(Travail à faire)
1. Dans le texte consacré à Cartographie d'une rancune, quel nom le narrateur donne-t-il au lieu de son conflit ?
2. Recopiez fidèlement le passage du texte sur Cartographie d'une rancune qui commence par les mots « Quitter ce lit » et se termine par les mots « Marne-la-Poisse (88 pas). ».
3. Rédigez la suite du texte consacré à Cartographie d'une rancune, à partir de sa dernière phrase.

(Extrait du texte)
####################
Quitter ce lit que je fais tous les matins et qui me défait à chaque fois. Me lever avec la violence plein les poches.
Voilà le programme si vous le voulez bien. (0 pas)
Matthieu Lorin nous invite dans Cartographie d’une rancune (éditions de la Crypte, 2025) à l’accompagner le temps d’une balade. Dès les premiers vers (ci-dessus), l’auteur installe une tension entre l’aveu d’une usure et le tentation d’un programme. Or, ce programme ne prévoit pas de réconciliation. Le narrateur a en effet lui-même conscience que l’horizon d’attente est bouché. Il l’annonce au lecteur par le nom qu’il donne au lieu de son conflit : Marne-la-Poisse (88 pas).
####################
(Données fournies)
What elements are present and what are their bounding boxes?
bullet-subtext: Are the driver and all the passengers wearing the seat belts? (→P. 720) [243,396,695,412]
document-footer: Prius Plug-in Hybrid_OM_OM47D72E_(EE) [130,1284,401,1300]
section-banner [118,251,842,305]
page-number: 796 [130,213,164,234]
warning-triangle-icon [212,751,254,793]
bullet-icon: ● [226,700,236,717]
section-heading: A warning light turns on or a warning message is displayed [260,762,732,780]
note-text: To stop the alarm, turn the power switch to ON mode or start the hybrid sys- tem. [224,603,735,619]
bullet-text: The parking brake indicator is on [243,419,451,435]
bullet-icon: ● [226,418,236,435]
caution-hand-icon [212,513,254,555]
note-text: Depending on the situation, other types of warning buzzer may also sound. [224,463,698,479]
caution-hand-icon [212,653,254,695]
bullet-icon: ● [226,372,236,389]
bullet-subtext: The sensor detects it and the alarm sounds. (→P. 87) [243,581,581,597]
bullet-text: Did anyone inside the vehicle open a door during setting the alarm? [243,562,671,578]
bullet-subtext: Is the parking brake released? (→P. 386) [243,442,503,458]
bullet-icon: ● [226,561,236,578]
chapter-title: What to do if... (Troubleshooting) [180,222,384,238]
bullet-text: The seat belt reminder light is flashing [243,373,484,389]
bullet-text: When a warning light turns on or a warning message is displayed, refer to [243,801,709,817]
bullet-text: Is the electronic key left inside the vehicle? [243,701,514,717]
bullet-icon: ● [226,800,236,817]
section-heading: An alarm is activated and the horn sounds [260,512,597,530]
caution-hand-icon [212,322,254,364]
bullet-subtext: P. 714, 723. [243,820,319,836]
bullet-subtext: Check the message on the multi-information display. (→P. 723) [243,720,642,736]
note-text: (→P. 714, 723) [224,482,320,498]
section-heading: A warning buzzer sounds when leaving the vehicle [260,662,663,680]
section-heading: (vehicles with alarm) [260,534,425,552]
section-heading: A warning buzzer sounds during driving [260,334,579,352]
####################
(Corrigé des exercices)
1. Marne-la-Poisse

2.
Quitter ce lit que je fais tous les matins et qui me défait à chaque fois. Me lever avec la violence plein les poches.
Voilà le programme si vous le voulez bien. (0 pas)
Matthieu Lorin nous invite dans Cartographie d’une rancune (éditions de la Crypte, 2025) à l’accompagner le temps d’une balade. Dès les premiers vers (ci-dessus), l’auteur installe une tension entre l’aveu d’une usure et le tentation d’un programme. Or, ce programme ne prévoit pas de réconciliation. Le narrateur a en effet lui-même conscience que l’horizon d’attente est bouché. Il l’annonce au lecteur par le nom qu’il donne au lieu de son conflit : Marne-la-Poisse (88 pas).

3.
Espace géographique, espace intime : une poésie des territoires intérieurs
Habiter un espace, c’est habiter ses contraintes. À Marne-la-Poisse, on croise une femme dont les craintes sont des volcans (672 pas), des rues qui jurent à pleins poumons (1442 pas). Le lieu de la souffrance construit la souffrance de celles et ceux qui y habitent, et par ce message, l’auteur adhère moins à la fortuna latine (ou au destin) qu’à une lecture constructiviste des affects. Mais quelles sont les causes de ces affects ? C’est peut-être la question centrale de ce problème, que Matthieu ne fait que soulever sans jamais donner de réponse fixe. En revanche, il réaffirme le lien entre exploration extérieure et intérieure, et fait de la balade, un objet d’introspection.
Une poésie des affects
La poésie de Matthieu Lorin est une poésie de la matérialité physique des sentiments. Exemple :
À force de cogner le plâtre de la déception, elle se promène en moi comme un caillot (4112 pas).
N’en déplaise aux pourfendeurs du sentiment, qui lui préfèrent une poésie conceptuelle, l’auteur s’inscrit dans une écriture des affects qui continue d’exister, tant dans le champ éditorial que sur les réseaux sociaux. Surtout, il ancre son objet poétique dans une sensorialité (visuelle le plus souvent) précieuse dans une société où notre capacité à toucher, voir, sentir, est mise à mal.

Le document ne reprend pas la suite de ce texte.